___ Records supplied ___
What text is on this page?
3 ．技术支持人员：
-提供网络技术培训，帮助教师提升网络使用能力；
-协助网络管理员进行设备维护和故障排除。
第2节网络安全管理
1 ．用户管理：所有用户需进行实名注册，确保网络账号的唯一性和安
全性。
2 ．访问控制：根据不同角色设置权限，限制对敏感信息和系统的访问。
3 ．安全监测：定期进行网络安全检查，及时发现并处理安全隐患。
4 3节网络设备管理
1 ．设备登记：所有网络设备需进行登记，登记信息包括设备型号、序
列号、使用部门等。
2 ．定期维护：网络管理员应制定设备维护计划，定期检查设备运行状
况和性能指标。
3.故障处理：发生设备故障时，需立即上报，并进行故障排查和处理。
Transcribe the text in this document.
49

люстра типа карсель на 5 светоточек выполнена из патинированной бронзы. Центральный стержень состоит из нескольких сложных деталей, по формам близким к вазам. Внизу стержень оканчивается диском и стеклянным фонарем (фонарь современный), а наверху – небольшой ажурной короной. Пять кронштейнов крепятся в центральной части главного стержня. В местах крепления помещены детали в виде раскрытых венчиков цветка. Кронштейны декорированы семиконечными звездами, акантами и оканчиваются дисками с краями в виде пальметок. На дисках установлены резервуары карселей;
___
Problem:
Print all of the data exactly as it was given.

Solution to the exercise:
What text is on this page?
3 ．技术支持人员：
-提供网络技术培训，帮助教师提升网络使用能力；
-协助网络管理员进行设备维护和故障排除。
第2节网络安全管理
1 ．用户管理：所有用户需进行实名注册，确保网络账号的唯一性和安
全性。
2 ．访问控制：根据不同角色设置权限，限制对敏感信息和系统的访问。
3 ．安全监测：定期进行网络安全检查，及时发现并处理安全隐患。
4 3节网络设备管理
1 ．设备登记：所有网络设备需进行登记，登记信息包括设备型号、序
列号、使用部门等。
2 ．定期维护：网络管理员应制定设备维护计划，定期检查设备运行状
况和性能指标。
3.故障处理：发生设备故障时，需立即上报，并进行故障排查和处理。
Transcribe the text in this document.
49

люстра типа карсель на 5 светоточек выполнена из патинированной бронзы. Центральный стержень состоит из нескольких сложных деталей, по формам близким к вазам. Внизу стержень оканчивается диском и стеклянным фонарем (фонарь современный), а наверху – небольшой ажурной короной. Пять кронштейнов крепятся в центральной части главного стержня. В местах крепления помещены детали в виде раскрытых венчиков цветка. Кронштейны декорированы семиконечными звездами, акантами и оканчиваются дисками с краями в виде пальметок. На дисках установлены резервуары карселей;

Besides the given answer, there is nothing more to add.